_Written request_
Repeat the data below exactly, dropping any pictures it holds.

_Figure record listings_
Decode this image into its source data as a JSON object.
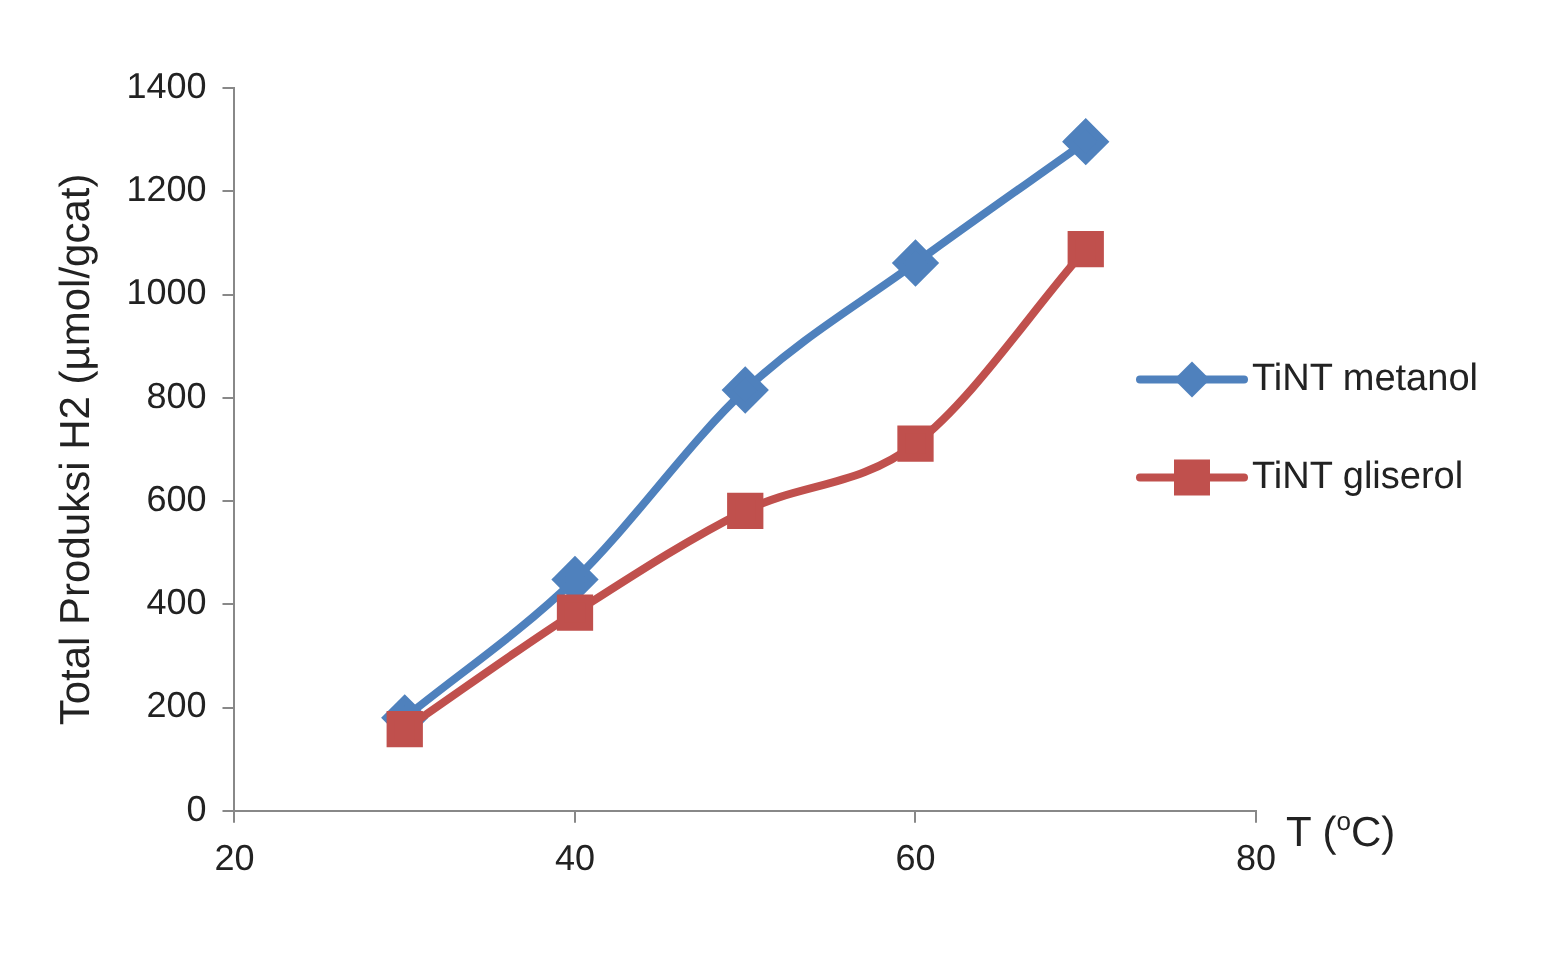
{
  "chart_data": {
    "type": "line",
    "xlabel": "T  ($^{o}$C)",
    "ylabel": "Total Produksi H2 (µmol/gcat)",
    "x": [
      30,
      40,
      50,
      60,
      70
    ],
    "series": [
      {
        "name": "TiNT metanol",
        "color": "#4f81bd",
        "marker": "diamond",
        "values": [
          180,
          448,
          815,
          1061,
          1296
        ]
      },
      {
        "name": "TiNT gliserol",
        "color": "#c0504d",
        "marker": "square",
        "values": [
          158,
          384,
          581,
          711,
          1088
        ]
      }
    ],
    "xlim": [
      20,
      80
    ],
    "xticks": [
      20,
      40,
      60,
      80
    ],
    "ylim": [
      0,
      1400
    ],
    "yticks": [
      0,
      200,
      400,
      600,
      800,
      1000,
      1200,
      1400
    ],
    "grid": false,
    "legend": "right",
    "line_style": "solid"
  }
}
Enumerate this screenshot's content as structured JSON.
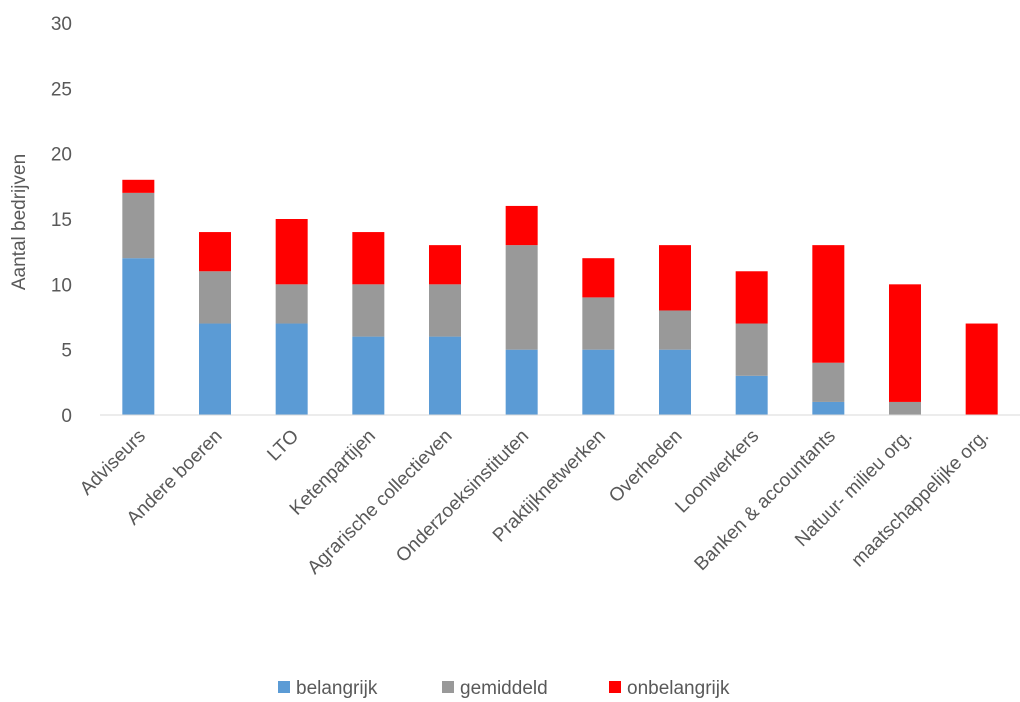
{
  "chart_data": {
    "type": "bar",
    "stacked": true,
    "categories": [
      "Adviseurs",
      "Andere boeren",
      "LTO",
      "Ketenpartijen",
      "Agrarische collectieven",
      "Onderzoeksinstituten",
      "Praktijknetwerken",
      "Overheden",
      "Loonwerkers",
      "Banken & accountants",
      "Natuur- milieu org.",
      "maatschappelijke org."
    ],
    "series": [
      {
        "name": "belangrijk",
        "color": "#5b9bd5",
        "values": [
          12,
          7,
          7,
          6,
          6,
          5,
          5,
          5,
          3,
          1,
          0,
          0
        ]
      },
      {
        "name": "gemiddeld",
        "color": "#999999",
        "values": [
          5,
          4,
          3,
          4,
          4,
          8,
          4,
          3,
          4,
          3,
          1,
          0
        ]
      },
      {
        "name": "onbelangrijk",
        "color": "#ff0000",
        "values": [
          1,
          3,
          5,
          4,
          3,
          3,
          3,
          5,
          4,
          9,
          9,
          7
        ]
      }
    ],
    "ylabel": "Aantal bedrijven",
    "xlabel": "",
    "ylim": [
      0,
      30
    ],
    "yticks": [
      0,
      5,
      10,
      15,
      20,
      25,
      30
    ],
    "grid": false,
    "legend": "bottom"
  }
}
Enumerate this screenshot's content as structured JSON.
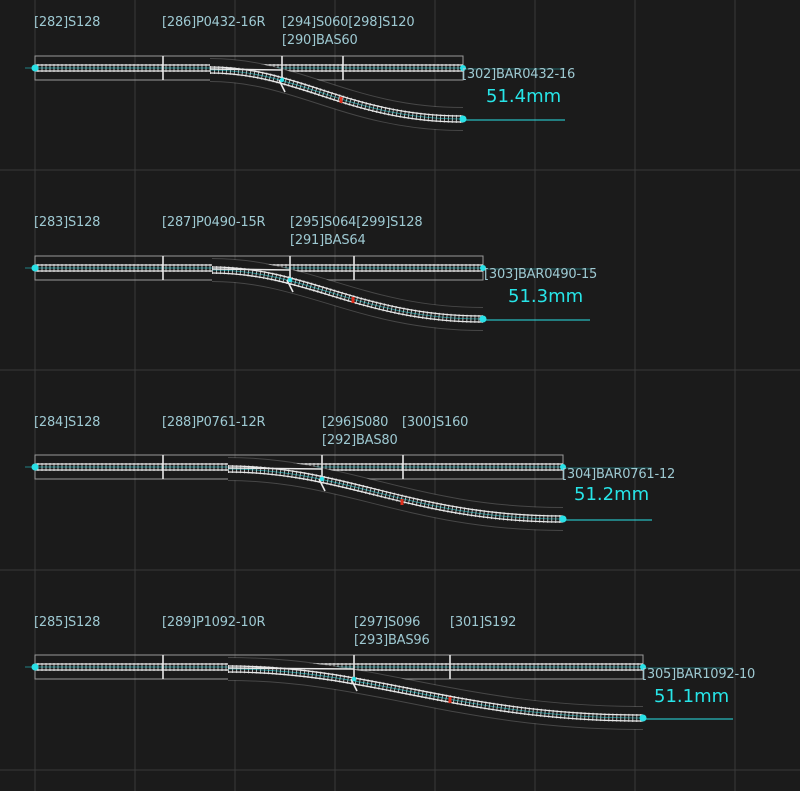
{
  "colors": {
    "background": "#1b1b1b",
    "grid": "#3a3a3a",
    "rail": "#e8e8e8",
    "tie": "#bbbbbb",
    "outline": "#9a9a9a",
    "joint": "#29e0e6",
    "label": "#9ec9d2",
    "measure": "#27e5e8",
    "marker": "#e0301e"
  },
  "layouts": [
    {
      "labels": {
        "straight_a": "[282]S128",
        "point": "[286]P0432-16R",
        "straight_b": "[294]S060[298]S120",
        "base": "[290]BAS60",
        "curve": "[302]BAR0432-16"
      },
      "measurement": "51.4mm"
    },
    {
      "labels": {
        "straight_a": "[283]S128",
        "point": "[287]P0490-15R",
        "straight_b": "[295]S064[299]S128",
        "base": "[291]BAS64",
        "curve": "[303]BAR0490-15"
      },
      "measurement": "51.3mm"
    },
    {
      "labels": {
        "straight_a": "[284]S128",
        "point": "[288]P0761-12R",
        "straight_b": "[296]S080",
        "straight_c": "[300]S160",
        "base": "[292]BAS80",
        "curve": "[304]BAR0761-12"
      },
      "measurement": "51.2mm"
    },
    {
      "labels": {
        "straight_a": "[285]S128",
        "point": "[289]P1092-10R",
        "straight_b": "[297]S096",
        "straight_c": "[301]S192",
        "base": "[293]BAS96",
        "curve": "[305]BAR1092-10"
      },
      "measurement": "51.1mm"
    }
  ]
}
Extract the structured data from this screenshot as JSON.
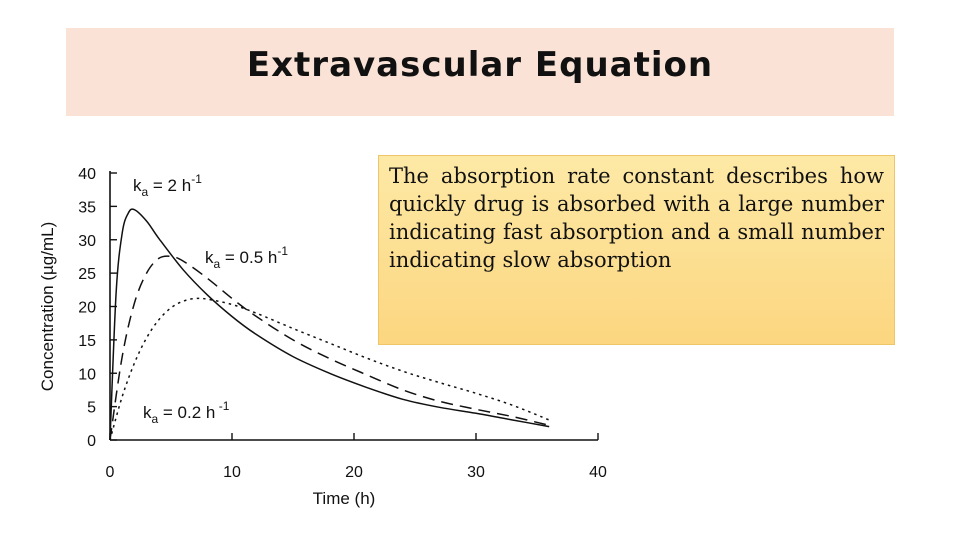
{
  "slide": {
    "title": "Extravascular Equation",
    "note": "The absorption rate constant describes how quickly drug is absorbed with a large number indicating fast absorption and a small number indicating slow absorption"
  },
  "chart_data": {
    "type": "line",
    "title": "",
    "xlabel": "Time (h)",
    "ylabel": "Concentration (µg/mL)",
    "xlim": [
      0,
      40
    ],
    "ylim": [
      0,
      40
    ],
    "xticks": [
      0,
      10,
      20,
      30,
      40
    ],
    "yticks": [
      0,
      5,
      10,
      15,
      20,
      25,
      30,
      35,
      40
    ],
    "grid": false,
    "series": [
      {
        "name": "ka = 2 h-1",
        "label_main": "k",
        "label_sub": "a",
        "label_rest": " = 2 h",
        "label_sup": "-1",
        "style": "solid",
        "x": [
          0,
          0.5,
          1,
          1.5,
          2,
          3,
          4,
          6,
          8,
          10,
          12,
          15,
          18,
          21,
          24,
          27,
          30,
          33,
          36
        ],
        "y": [
          0,
          22,
          31,
          34,
          34.5,
          32.8,
          30.2,
          25.5,
          21.7,
          18.5,
          15.8,
          12.5,
          10.0,
          7.9,
          6.1,
          4.9,
          4.0,
          3.0,
          2.0
        ]
      },
      {
        "name": "ka = 0.5 h-1",
        "label_main": "k",
        "label_sub": "a",
        "label_rest": " = 0.5 h",
        "label_sup": "-1",
        "style": "dashed",
        "x": [
          0,
          1,
          2,
          3,
          4,
          5,
          6,
          8,
          10,
          12,
          15,
          18,
          21,
          24,
          27,
          30,
          33,
          36
        ],
        "y": [
          0,
          12.5,
          20.5,
          25.0,
          27.2,
          27.5,
          26.8,
          24.2,
          21.2,
          18.5,
          15.0,
          12.2,
          9.8,
          7.5,
          5.8,
          4.6,
          3.5,
          2.2
        ]
      },
      {
        "name": "ka = 0.2 h-1",
        "label_main": "k",
        "label_sub": "a",
        "label_rest": " = 0.2 h",
        "label_sup": " -1",
        "style": "dotted",
        "x": [
          0,
          1,
          2,
          3,
          4,
          5,
          6,
          7,
          8,
          10,
          12,
          15,
          18,
          21,
          24,
          27,
          30,
          33,
          36
        ],
        "y": [
          0,
          6.5,
          11.5,
          15.3,
          18.0,
          19.8,
          20.8,
          21.2,
          21.1,
          20.3,
          19.0,
          16.7,
          14.5,
          12.3,
          10.3,
          8.6,
          7.0,
          5.2,
          3.0
        ]
      }
    ]
  }
}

_Response for this exercise_
Decode this image into its source data as a JSON object.
{
  "chart_data": {
    "type": "line",
    "xlabel": "T  ($^{o}$C)",
    "ylabel": "Total Produksi H2 (µmol/gcat)",
    "x": [
      30,
      40,
      50,
      60,
      70
    ],
    "series": [
      {
        "name": "TiNT metanol",
        "color": "#4f81bd",
        "marker": "diamond",
        "values": [
          180,
          448,
          815,
          1061,
          1296
        ]
      },
      {
        "name": "TiNT gliserol",
        "color": "#c0504d",
        "marker": "square",
        "values": [
          158,
          384,
          581,
          711,
          1088
        ]
      }
    ],
    "xlim": [
      20,
      80
    ],
    "xticks": [
      20,
      40,
      60,
      80
    ],
    "ylim": [
      0,
      1400
    ],
    "yticks": [
      0,
      200,
      400,
      600,
      800,
      1000,
      1200,
      1400
    ],
    "grid": false,
    "legend": "right",
    "line_style": "solid"
  }
}
Enumerate this screenshot's content as structured JSON.
{
  "chart_data": {
    "type": "bar",
    "stacked": true,
    "categories": [
      "Adviseurs",
      "Andere boeren",
      "LTO",
      "Ketenpartijen",
      "Agrarische collectieven",
      "Onderzoeksinstituten",
      "Praktijknetwerken",
      "Overheden",
      "Loonwerkers",
      "Banken & accountants",
      "Natuur- milieu org.",
      "maatschappelijke org."
    ],
    "series": [
      {
        "name": "belangrijk",
        "color": "#5b9bd5",
        "values": [
          12,
          7,
          7,
          6,
          6,
          5,
          5,
          5,
          3,
          1,
          0,
          0
        ]
      },
      {
        "name": "gemiddeld",
        "color": "#999999",
        "values": [
          5,
          4,
          3,
          4,
          4,
          8,
          4,
          3,
          4,
          3,
          1,
          0
        ]
      },
      {
        "name": "onbelangrijk",
        "color": "#ff0000",
        "values": [
          1,
          3,
          5,
          4,
          3,
          3,
          3,
          5,
          4,
          9,
          9,
          7
        ]
      }
    ],
    "ylabel": "Aantal bedrijven",
    "xlabel": "",
    "ylim": [
      0,
      30
    ],
    "yticks": [
      0,
      5,
      10,
      15,
      20,
      25,
      30
    ],
    "grid": false,
    "legend": "bottom"
  }
}
Enumerate this screenshot's content as structured JSON.
{
  "colors": {
    "background": "#1b1b1b",
    "grid": "#3a3a3a",
    "rail": "#e8e8e8",
    "tie": "#bbbbbb",
    "outline": "#9a9a9a",
    "joint": "#29e0e6",
    "label": "#9ec9d2",
    "measure": "#27e5e8",
    "marker": "#e0301e"
  },
  "layouts": [
    {
      "labels": {
        "straight_a": "[282]S128",
        "point": "[286]P0432-16R",
        "straight_b": "[294]S060[298]S120",
        "base": "[290]BAS60",
        "curve": "[302]BAR0432-16"
      },
      "measurement": "51.4mm"
    },
    {
      "labels": {
        "straight_a": "[283]S128",
        "point": "[287]P0490-15R",
        "straight_b": "[295]S064[299]S128",
        "base": "[291]BAS64",
        "curve": "[303]BAR0490-15"
      },
      "measurement": "51.3mm"
    },
    {
      "labels": {
        "straight_a": "[284]S128",
        "point": "[288]P0761-12R",
        "straight_b": "[296]S080",
        "straight_c": "[300]S160",
        "base": "[292]BAS80",
        "curve": "[304]BAR0761-12"
      },
      "measurement": "51.2mm"
    },
    {
      "labels": {
        "straight_a": "[285]S128",
        "point": "[289]P1092-10R",
        "straight_b": "[297]S096",
        "straight_c": "[301]S192",
        "base": "[293]BAS96",
        "curve": "[305]BAR1092-10"
      },
      "measurement": "51.1mm"
    }
  ]
}
Extract the structured data from this screenshot as JSON.
{
  "slide": {
    "title": "Extravascular Equation",
    "note": "The absorption rate constant describes how quickly drug is absorbed with a large number indicating fast absorption and a small number indicating slow absorption"
  },
  "chart_data": {
    "type": "line",
    "title": "",
    "xlabel": "Time (h)",
    "ylabel": "Concentration (µg/mL)",
    "xlim": [
      0,
      40
    ],
    "ylim": [
      0,
      40
    ],
    "xticks": [
      0,
      10,
      20,
      30,
      40
    ],
    "yticks": [
      0,
      5,
      10,
      15,
      20,
      25,
      30,
      35,
      40
    ],
    "grid": false,
    "series": [
      {
        "name": "ka = 2 h-1",
        "label_main": "k",
        "label_sub": "a",
        "label_rest": " = 2 h",
        "label_sup": "-1",
        "style": "solid",
        "x": [
          0,
          0.5,
          1,
          1.5,
          2,
          3,
          4,
          6,
          8,
          10,
          12,
          15,
          18,
          21,
          24,
          27,
          30,
          33,
          36
        ],
        "y": [
          0,
          22,
          31,
          34,
          34.5,
          32.8,
          30.2,
          25.5,
          21.7,
          18.5,
          15.8,
          12.5,
          10.0,
          7.9,
          6.1,
          4.9,
          4.0,
          3.0,
          2.0
        ]
      },
      {
        "name": "ka = 0.5 h-1",
        "label_main": "k",
        "label_sub": "a",
        "label_rest": " = 0.5 h",
        "label_sup": "-1",
        "style": "dashed",
        "x": [
          0,
          1,
          2,
          3,
          4,
          5,
          6,
          8,
          10,
          12,
          15,
          18,
          21,
          24,
          27,
          30,
          33,
          36
        ],
        "y": [
          0,
          12.5,
          20.5,
          25.0,
          27.2,
          27.5,
          26.8,
          24.2,
          21.2,
          18.5,
          15.0,
          12.2,
          9.8,
          7.5,
          5.8,
          4.6,
          3.5,
          2.2
        ]
      },
      {
        "name": "ka = 0.2 h-1",
        "label_main": "k",
        "label_sub": "a",
        "label_rest": " = 0.2 h",
        "label_sup": " -1",
        "style": "dotted",
        "x": [
          0,
          1,
          2,
          3,
          4,
          5,
          6,
          7,
          8,
          10,
          12,
          15,
          18,
          21,
          24,
          27,
          30,
          33,
          36
        ],
        "y": [
          0,
          6.5,
          11.5,
          15.3,
          18.0,
          19.8,
          20.8,
          21.2,
          21.1,
          20.3,
          19.0,
          16.7,
          14.5,
          12.3,
          10.3,
          8.6,
          7.0,
          5.2,
          3.0
        ]
      }
    ]
  }
}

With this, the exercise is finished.